_Supplied records_

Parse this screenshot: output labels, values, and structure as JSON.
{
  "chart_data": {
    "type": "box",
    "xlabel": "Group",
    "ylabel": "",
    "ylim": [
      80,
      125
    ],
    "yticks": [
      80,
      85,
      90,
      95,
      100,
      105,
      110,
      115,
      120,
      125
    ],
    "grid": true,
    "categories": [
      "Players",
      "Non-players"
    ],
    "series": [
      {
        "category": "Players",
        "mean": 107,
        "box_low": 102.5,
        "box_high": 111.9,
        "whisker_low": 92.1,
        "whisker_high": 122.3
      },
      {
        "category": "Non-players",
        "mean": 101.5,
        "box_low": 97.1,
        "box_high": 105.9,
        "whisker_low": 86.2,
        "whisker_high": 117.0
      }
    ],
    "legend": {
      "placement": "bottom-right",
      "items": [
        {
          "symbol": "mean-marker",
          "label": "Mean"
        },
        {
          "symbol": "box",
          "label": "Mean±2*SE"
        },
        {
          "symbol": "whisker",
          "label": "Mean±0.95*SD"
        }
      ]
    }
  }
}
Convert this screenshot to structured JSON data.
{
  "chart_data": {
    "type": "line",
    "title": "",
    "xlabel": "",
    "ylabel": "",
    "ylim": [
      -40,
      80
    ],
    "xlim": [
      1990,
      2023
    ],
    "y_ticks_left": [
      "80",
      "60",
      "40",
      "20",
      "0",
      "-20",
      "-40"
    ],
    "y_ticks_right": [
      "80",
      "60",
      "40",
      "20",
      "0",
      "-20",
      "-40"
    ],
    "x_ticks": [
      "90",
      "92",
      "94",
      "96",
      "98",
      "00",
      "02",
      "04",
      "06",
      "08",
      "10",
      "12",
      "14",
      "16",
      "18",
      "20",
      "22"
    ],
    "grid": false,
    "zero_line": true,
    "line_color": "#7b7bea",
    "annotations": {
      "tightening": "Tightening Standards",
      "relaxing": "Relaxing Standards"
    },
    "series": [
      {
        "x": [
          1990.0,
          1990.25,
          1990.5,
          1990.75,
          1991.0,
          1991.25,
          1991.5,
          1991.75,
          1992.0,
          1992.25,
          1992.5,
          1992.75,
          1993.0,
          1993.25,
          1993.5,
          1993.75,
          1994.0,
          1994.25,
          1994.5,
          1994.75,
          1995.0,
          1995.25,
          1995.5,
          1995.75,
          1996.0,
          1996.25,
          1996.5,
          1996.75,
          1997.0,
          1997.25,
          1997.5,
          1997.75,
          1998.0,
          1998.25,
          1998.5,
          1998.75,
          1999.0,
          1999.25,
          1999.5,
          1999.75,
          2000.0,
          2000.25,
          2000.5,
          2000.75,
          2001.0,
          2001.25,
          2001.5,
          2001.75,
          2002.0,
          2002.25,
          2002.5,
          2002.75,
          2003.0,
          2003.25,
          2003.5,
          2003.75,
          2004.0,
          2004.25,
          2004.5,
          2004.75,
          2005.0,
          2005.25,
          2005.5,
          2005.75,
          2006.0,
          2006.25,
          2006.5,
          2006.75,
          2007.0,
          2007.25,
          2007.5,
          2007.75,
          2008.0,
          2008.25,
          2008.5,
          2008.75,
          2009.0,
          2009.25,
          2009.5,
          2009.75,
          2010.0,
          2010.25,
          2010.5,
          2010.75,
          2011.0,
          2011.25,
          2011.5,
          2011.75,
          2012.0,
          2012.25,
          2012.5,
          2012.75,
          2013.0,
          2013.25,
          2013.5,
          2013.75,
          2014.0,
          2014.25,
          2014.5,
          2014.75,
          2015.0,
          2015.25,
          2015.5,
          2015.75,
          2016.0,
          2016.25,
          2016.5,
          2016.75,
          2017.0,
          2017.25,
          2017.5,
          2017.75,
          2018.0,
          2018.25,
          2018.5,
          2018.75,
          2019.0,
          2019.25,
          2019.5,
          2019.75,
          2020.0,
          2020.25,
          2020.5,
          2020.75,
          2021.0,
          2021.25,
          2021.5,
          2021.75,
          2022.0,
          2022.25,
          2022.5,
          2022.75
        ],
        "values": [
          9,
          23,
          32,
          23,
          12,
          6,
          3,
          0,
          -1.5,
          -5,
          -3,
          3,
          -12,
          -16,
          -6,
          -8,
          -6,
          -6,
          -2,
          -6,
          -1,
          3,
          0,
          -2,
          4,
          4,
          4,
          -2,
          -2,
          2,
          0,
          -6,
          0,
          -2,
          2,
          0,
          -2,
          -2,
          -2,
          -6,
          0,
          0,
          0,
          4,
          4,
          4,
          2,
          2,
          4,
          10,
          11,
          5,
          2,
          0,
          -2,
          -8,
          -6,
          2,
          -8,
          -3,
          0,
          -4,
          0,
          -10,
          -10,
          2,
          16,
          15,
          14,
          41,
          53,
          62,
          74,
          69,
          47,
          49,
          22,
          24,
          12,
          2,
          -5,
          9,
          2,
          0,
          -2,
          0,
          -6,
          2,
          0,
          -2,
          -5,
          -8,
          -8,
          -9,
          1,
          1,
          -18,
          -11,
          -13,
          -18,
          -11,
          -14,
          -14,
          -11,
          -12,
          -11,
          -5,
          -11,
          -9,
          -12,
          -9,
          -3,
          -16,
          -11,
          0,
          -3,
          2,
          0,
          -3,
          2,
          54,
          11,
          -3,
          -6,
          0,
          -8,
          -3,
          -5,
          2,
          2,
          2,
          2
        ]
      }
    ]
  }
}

_The exercise_
Lines containing the string "this" are to be selected and copied.

_Output of the exercise_
Parse this screenshot: output labels, values, and structure as JSON.
Convert this screenshot to structured JSON data.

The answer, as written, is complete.